Given problem: Check each line of the listing for the word "index" and give only the number of lines that have it.
• • • • •
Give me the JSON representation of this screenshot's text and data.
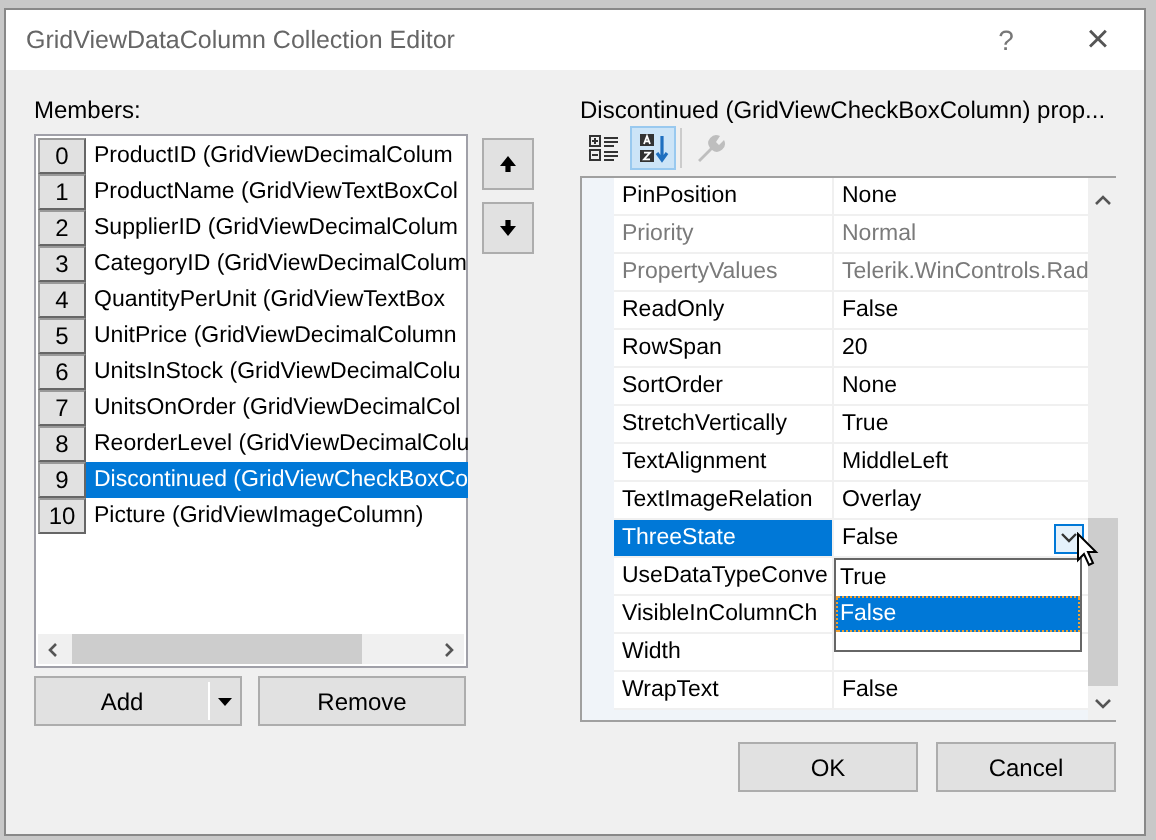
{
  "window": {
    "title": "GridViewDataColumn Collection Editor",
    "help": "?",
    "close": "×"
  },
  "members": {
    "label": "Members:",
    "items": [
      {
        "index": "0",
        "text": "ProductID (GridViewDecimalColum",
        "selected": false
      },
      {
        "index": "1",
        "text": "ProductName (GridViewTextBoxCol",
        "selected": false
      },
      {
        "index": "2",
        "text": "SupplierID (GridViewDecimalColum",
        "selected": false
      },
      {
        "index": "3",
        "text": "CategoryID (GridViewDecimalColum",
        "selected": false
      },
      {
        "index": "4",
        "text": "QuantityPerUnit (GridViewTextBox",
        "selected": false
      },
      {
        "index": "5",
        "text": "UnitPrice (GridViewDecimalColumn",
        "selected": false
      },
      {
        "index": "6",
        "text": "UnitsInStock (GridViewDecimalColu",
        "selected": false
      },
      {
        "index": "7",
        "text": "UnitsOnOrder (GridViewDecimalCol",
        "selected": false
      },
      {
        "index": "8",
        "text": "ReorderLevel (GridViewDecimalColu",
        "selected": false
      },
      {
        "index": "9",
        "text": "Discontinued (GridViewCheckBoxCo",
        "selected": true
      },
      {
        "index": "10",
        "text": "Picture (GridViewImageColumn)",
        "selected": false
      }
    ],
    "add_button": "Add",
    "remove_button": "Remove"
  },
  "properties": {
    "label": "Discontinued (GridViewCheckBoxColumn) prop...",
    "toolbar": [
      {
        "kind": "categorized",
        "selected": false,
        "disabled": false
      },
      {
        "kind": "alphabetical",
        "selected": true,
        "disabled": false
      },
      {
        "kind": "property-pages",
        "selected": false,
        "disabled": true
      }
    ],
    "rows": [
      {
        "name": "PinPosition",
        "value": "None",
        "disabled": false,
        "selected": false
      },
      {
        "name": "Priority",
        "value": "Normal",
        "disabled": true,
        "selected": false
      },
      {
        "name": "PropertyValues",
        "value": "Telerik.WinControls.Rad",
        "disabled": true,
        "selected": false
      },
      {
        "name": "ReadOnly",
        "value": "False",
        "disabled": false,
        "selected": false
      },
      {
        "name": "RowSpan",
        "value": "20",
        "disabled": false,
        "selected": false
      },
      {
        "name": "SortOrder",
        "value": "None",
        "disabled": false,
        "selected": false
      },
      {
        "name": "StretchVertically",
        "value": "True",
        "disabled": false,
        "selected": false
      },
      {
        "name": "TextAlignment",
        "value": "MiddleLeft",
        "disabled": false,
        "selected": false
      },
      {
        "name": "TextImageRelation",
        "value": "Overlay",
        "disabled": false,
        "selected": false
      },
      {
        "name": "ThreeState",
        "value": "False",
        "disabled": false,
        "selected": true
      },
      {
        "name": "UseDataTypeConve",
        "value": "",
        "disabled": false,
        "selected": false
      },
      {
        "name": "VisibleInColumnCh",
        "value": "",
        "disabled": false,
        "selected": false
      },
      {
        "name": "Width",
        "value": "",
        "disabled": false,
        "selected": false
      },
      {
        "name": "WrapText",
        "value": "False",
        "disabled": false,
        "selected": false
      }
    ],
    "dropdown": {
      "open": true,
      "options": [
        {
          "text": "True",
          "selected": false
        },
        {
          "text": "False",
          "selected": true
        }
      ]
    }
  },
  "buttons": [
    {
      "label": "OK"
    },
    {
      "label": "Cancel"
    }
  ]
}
• • • • •
The completed task: 11